Print the passage of the heating and cooling tips between "HEATING AND COOLING TIPS" and "away from home.", inclusive, without changing a word.

### Selection

━━━━━━━━━━━━━━━━━━━━━━━━━━━━━━

HEATING AND COOLING TIPS

  • Set your programmable thermostat as low as is comfortable in the winter and as high as is comfortable in the summer, and — depending on the season — raise or lower the setpoint when you’re sleeping or away from home.
  • Clean or replace filters on furnaces and air conditioners once a month or as recommended.
  • Clean warm-air registers, baseboard heaters, and radiators as needed; make sure they’re not blocked by furniture, carpeting, or drapes.
  • Eliminate trapped air from hot-water radiators once or twice a season; if unsure about how to perform this task, contact a professional.
  • Place heat-resistant radiator reflectors between exterior walls and the radiators.
  • Turn off kitchen, bath, and other exhaust fans within 20 minutes after you are done cooking or bathing; when replacing exhaust fans, consider installing high-efficiency, low-noise models.
  • During winter, keep the draperies and shades on your south-facing windows open during the day to allow the sunlight to enter your home and closed at night to reduce the chill you may feel from cold windows.
  • During summer, keep the window coverings closed during the day to block the sun’s heat.

LONG-TERM SAVINGS TIPS

  • Select energy-efficient products when you buy new heating and cooling equipment. Your contractor should be able to give you energy fact sheets for different types, models, and designs to help you compare energy usage.
  • For furnaces, look for high Annual Fuel Utilization Efficiency (AFUE) ratings. The national minimum is 78% AFUE, but there are ENERGY STAR® models on the market that exceed 90% AFUE. For air conditioners, look for a high Seasonal Energy Efficiency Ratio (SEER). The current minimum is 13 SEER for central air conditioners. ENERGY STAR models are 14.5 SEER or more.

━━━━━━━━━━━━━━━━━━━━━━━━━━━━━━

### Given material
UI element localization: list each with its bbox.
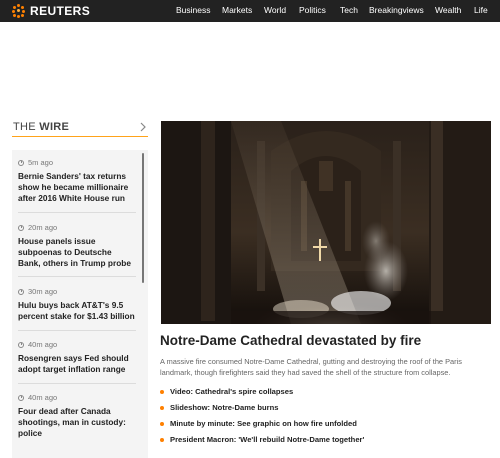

━━━━━━━━━━━━━━━━━━━━━━━━━━━━━━

### Written response
HEATING AND COOLING TIPS

  • Set your programmable thermostat as low as is comfortable in the winter and as high as is comfortable in the summer, and — depending on the season — raise or lower the setpoint when you’re sleeping or away from home.